Exercise brief - All lines holding the string "Closed" are to be shown.

'''

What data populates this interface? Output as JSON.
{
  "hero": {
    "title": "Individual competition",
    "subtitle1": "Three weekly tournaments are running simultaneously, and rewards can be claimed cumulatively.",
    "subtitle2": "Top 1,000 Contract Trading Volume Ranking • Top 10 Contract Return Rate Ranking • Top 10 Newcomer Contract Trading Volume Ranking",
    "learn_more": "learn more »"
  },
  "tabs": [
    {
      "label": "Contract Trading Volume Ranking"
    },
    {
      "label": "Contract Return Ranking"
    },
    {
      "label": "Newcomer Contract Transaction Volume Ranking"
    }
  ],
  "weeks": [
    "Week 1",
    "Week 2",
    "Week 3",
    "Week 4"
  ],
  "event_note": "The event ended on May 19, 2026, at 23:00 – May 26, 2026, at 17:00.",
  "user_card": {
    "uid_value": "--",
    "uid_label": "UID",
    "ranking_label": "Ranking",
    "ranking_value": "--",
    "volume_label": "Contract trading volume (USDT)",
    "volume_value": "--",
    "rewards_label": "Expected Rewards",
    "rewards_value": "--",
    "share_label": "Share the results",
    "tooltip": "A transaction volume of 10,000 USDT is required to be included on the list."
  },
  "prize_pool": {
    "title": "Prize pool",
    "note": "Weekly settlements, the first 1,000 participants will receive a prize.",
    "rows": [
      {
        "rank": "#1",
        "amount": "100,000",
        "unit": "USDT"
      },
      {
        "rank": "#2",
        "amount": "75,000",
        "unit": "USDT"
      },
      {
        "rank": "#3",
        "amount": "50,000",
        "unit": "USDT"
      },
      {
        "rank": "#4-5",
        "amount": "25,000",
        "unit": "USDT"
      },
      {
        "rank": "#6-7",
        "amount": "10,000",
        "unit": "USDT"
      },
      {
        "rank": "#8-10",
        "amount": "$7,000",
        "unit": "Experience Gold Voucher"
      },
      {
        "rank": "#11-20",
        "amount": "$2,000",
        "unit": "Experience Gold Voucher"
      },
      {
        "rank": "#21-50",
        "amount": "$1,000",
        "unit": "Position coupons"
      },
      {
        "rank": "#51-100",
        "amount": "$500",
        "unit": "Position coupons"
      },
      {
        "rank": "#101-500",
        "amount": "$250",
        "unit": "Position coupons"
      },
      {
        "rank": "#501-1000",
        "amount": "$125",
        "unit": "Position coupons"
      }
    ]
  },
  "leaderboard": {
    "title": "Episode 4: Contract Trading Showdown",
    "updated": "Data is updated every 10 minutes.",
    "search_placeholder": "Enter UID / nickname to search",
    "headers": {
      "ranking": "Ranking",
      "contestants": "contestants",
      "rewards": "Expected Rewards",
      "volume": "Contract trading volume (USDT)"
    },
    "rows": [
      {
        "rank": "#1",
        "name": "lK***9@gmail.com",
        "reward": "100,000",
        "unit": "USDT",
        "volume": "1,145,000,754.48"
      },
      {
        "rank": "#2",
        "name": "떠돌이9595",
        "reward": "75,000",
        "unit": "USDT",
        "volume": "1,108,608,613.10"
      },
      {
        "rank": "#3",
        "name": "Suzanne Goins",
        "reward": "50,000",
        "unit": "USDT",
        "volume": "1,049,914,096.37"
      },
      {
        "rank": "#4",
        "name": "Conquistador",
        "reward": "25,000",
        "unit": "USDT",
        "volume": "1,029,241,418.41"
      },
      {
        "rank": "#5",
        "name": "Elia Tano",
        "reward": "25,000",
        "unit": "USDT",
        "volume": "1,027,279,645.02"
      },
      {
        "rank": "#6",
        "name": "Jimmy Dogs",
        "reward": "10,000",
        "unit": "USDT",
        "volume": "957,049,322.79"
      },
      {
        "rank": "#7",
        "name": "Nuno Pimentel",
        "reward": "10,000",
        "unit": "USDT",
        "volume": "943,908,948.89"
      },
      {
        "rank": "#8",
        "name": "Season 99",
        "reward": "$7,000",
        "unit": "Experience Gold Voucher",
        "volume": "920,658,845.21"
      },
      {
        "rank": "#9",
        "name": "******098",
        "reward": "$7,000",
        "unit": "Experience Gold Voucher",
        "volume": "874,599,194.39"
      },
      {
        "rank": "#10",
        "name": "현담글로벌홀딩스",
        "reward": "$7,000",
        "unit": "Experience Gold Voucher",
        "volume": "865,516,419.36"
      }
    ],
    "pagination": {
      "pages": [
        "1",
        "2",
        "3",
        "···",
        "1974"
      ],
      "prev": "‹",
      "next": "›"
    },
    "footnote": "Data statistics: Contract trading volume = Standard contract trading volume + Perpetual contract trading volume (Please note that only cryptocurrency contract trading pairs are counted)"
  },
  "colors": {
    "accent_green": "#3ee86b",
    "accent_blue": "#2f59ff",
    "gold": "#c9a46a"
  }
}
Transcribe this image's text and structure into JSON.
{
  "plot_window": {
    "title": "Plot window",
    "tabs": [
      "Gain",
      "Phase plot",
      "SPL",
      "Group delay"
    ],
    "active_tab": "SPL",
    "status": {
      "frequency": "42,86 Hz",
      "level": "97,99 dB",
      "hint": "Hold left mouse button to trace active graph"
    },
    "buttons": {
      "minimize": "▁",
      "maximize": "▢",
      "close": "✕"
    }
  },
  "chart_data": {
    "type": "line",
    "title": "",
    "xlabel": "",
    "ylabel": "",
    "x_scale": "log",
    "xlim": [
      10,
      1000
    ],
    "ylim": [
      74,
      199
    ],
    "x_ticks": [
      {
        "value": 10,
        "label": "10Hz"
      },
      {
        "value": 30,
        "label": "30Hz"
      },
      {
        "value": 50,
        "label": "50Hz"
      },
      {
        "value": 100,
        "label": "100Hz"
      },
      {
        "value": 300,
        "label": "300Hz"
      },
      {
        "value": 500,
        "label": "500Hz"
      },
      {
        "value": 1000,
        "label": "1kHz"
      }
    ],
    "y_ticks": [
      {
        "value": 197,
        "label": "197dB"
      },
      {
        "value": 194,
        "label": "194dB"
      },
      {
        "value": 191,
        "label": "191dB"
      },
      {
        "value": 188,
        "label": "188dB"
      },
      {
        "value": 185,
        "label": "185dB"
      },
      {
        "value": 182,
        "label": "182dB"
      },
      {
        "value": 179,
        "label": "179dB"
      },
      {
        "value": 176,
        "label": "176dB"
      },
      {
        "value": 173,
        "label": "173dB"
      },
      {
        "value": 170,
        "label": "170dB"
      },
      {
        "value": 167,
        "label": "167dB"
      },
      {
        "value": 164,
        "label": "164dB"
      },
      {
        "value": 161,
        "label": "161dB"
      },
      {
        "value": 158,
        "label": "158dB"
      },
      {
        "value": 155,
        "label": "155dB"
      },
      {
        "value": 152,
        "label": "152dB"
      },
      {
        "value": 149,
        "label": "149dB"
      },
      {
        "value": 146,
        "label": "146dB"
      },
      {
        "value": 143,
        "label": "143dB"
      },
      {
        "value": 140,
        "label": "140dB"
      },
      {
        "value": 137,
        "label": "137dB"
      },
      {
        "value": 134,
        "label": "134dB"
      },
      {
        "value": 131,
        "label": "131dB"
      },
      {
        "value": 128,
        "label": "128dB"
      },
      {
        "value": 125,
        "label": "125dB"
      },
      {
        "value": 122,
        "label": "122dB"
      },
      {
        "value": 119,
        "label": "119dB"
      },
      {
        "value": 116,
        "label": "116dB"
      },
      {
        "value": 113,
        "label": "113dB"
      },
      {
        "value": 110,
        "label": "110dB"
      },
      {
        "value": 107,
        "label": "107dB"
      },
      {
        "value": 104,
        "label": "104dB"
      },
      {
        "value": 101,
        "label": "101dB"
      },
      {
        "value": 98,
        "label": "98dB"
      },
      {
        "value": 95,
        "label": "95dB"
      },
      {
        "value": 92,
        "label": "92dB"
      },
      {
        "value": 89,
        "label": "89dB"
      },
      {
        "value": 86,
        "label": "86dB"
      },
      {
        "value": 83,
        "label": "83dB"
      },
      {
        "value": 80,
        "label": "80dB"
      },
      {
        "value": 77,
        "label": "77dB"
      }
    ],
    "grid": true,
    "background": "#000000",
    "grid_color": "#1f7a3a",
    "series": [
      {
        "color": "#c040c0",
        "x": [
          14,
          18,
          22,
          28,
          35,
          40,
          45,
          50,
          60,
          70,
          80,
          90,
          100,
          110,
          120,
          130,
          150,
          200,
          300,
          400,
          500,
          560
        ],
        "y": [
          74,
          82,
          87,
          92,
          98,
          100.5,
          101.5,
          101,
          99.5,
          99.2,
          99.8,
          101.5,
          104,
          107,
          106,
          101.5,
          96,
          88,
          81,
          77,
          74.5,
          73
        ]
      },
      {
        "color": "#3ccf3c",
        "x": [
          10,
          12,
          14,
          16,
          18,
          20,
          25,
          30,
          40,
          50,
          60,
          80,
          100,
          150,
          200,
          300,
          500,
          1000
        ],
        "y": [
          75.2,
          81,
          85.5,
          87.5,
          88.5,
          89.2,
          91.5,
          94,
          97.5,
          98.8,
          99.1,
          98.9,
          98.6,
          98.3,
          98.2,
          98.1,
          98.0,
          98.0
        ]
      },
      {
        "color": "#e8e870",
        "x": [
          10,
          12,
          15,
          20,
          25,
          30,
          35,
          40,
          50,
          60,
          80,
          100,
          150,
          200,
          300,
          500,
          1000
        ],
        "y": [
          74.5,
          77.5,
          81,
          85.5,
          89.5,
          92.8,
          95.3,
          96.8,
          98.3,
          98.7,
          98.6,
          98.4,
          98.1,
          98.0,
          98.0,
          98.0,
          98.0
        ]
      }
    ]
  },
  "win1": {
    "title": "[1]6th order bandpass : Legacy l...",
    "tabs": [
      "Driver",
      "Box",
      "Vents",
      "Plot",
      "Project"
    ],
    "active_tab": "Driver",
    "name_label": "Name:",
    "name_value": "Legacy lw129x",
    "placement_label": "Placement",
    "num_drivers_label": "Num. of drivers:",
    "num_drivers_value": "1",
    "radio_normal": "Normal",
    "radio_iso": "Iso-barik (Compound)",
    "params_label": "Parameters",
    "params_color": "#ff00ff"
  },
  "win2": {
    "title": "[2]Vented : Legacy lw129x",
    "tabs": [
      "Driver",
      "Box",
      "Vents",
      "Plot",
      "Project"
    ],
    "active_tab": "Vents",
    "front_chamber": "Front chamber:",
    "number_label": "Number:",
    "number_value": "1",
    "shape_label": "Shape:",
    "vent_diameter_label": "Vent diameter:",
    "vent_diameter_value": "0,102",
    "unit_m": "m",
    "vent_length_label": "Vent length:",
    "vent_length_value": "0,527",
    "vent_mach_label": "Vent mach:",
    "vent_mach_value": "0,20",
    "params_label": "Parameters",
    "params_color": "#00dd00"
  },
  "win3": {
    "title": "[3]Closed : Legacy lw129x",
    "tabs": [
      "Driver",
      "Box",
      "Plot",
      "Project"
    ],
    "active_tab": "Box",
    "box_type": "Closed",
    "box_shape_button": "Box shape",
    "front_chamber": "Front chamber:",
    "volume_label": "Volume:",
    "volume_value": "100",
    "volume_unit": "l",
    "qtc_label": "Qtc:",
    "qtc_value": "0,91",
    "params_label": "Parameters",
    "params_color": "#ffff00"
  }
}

'''

Output of the exercise -
    "title": "[3]Closed : Legacy lw129x",
    "box_type": "Closed",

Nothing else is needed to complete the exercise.